### Data for processing

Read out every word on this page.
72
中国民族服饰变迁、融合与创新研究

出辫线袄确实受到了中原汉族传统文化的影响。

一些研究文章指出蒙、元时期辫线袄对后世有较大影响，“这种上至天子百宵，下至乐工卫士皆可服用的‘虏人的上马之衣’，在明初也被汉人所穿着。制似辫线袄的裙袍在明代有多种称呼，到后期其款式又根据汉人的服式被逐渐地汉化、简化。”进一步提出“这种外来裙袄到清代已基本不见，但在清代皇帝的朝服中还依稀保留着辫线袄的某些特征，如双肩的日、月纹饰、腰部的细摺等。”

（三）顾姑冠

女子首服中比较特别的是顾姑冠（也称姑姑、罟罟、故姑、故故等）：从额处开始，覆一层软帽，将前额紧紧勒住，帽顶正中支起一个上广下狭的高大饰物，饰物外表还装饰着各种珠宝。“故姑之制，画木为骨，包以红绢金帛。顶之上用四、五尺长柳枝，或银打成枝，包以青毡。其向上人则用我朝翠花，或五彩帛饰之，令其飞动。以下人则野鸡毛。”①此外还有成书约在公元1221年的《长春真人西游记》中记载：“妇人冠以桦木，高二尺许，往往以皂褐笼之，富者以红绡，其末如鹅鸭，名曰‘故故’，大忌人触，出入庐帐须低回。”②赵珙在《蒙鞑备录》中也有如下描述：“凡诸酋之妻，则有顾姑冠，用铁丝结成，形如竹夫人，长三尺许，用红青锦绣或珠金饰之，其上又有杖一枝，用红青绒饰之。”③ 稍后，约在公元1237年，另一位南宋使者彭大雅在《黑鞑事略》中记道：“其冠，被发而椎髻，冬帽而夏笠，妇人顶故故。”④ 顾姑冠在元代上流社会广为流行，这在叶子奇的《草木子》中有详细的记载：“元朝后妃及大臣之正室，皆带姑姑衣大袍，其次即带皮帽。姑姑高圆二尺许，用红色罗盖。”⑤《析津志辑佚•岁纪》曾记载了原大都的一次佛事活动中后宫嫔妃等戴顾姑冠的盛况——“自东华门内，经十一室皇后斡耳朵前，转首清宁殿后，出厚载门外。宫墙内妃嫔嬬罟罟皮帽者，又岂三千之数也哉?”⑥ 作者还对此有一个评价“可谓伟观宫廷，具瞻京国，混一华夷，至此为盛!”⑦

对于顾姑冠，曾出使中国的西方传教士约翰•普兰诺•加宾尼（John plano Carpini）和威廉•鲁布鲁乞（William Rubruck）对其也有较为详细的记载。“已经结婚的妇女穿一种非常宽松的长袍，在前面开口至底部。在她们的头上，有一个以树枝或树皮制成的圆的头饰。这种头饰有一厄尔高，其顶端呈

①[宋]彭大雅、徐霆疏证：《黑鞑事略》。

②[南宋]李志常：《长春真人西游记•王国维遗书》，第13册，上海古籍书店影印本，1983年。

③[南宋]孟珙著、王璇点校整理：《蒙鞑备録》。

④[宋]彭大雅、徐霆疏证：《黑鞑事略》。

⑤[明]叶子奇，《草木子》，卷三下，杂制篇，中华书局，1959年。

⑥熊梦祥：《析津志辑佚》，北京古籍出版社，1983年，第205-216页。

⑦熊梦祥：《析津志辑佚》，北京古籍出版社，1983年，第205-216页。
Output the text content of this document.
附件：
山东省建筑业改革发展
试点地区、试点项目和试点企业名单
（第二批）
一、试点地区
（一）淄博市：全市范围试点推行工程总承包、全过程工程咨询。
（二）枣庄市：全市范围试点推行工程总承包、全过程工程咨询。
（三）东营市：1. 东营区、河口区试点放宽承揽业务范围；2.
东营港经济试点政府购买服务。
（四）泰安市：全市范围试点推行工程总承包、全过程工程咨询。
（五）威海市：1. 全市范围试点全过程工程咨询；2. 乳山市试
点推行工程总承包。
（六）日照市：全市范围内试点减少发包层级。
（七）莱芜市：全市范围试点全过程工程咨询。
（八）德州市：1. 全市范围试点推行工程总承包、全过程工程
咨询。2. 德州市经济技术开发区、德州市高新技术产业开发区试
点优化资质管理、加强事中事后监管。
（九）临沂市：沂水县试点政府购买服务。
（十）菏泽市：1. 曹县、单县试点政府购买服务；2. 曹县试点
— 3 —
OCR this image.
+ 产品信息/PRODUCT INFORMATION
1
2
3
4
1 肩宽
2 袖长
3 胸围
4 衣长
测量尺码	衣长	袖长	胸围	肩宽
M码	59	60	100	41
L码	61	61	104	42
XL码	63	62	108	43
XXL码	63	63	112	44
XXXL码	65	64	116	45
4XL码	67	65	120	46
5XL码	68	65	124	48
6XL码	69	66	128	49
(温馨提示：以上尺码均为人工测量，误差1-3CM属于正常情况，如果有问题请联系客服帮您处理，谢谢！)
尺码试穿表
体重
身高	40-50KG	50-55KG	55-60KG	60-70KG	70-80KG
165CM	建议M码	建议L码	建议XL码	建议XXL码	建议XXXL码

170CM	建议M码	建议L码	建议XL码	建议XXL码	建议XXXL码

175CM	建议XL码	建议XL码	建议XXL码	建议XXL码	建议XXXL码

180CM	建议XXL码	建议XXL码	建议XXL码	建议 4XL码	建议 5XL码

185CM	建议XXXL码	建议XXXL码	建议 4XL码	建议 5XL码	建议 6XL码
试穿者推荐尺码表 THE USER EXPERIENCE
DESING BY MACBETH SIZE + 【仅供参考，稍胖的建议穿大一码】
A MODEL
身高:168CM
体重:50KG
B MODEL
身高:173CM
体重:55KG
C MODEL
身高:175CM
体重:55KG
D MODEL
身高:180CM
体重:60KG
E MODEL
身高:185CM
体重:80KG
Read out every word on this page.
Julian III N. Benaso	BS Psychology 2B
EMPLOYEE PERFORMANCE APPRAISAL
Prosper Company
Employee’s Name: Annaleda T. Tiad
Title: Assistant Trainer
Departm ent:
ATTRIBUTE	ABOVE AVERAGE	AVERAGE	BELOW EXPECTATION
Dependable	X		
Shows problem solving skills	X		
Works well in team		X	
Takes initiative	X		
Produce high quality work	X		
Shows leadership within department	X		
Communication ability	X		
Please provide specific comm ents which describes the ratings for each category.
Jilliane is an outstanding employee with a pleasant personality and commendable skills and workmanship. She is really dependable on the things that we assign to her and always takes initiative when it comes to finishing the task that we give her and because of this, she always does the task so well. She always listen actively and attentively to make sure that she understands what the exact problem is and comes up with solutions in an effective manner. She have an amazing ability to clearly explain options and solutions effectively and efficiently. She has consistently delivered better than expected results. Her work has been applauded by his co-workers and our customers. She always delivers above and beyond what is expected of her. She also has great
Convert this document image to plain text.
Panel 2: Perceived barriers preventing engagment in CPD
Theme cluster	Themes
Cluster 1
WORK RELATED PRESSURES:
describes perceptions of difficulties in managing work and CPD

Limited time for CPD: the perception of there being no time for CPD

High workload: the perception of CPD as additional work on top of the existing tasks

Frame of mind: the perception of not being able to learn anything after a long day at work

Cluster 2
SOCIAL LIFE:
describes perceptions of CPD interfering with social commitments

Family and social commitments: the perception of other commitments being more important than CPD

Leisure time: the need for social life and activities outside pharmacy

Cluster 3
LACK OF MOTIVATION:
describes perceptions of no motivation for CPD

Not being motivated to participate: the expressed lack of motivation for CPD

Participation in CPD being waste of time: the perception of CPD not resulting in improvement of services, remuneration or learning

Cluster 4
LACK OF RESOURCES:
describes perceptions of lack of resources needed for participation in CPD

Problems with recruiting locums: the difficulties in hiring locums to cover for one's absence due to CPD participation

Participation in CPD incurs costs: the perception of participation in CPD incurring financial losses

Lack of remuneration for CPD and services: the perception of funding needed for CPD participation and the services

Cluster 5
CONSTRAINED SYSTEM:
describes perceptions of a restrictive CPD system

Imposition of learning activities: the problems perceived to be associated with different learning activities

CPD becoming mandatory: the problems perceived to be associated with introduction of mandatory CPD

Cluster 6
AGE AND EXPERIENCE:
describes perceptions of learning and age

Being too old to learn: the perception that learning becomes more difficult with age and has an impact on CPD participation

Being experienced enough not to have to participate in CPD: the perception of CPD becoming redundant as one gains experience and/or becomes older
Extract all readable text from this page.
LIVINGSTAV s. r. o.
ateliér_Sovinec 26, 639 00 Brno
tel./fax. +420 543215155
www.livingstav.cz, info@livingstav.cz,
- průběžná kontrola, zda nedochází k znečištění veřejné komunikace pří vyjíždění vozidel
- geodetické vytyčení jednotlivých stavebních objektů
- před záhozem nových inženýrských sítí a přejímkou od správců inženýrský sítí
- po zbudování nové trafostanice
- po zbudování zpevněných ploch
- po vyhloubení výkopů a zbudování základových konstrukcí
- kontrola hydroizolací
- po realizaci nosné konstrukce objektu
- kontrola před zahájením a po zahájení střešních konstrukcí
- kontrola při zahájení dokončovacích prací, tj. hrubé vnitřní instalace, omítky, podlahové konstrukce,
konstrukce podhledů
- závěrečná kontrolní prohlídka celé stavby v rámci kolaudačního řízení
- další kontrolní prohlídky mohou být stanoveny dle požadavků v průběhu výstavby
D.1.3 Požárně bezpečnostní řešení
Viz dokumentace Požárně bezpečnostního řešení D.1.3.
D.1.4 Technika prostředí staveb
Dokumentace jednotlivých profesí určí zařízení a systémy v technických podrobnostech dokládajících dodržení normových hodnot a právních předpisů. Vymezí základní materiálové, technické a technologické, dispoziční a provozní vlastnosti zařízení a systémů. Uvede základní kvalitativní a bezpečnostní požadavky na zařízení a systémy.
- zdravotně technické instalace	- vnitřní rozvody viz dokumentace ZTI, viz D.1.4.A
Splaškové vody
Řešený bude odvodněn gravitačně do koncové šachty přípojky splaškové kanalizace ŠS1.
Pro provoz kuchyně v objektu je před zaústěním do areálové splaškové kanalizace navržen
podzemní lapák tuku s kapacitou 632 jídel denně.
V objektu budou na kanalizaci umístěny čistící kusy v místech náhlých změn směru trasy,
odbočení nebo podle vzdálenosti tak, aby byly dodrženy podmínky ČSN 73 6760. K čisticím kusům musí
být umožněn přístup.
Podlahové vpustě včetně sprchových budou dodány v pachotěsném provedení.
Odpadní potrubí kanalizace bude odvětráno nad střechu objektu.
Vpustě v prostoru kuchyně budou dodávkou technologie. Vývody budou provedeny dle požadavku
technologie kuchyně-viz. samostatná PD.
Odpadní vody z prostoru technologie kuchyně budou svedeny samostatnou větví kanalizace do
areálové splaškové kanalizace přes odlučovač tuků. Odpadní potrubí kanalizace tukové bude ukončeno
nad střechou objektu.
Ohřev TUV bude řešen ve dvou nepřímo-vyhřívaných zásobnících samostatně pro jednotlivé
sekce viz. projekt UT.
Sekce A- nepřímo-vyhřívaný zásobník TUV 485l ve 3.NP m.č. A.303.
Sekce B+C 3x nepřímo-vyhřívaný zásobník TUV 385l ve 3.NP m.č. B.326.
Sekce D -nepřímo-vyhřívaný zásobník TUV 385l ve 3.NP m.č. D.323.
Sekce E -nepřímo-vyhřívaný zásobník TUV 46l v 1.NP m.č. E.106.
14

######

Challenge ->
Pick out lines containing the word "services", each one as written.

Complete response ->
Participation in CPD being waste of time: the perception of CPD not resulting in improvement of services, remuneration or learning
Lack of remuneration for CPD and services: the perception of funding needed for CPD participation and the services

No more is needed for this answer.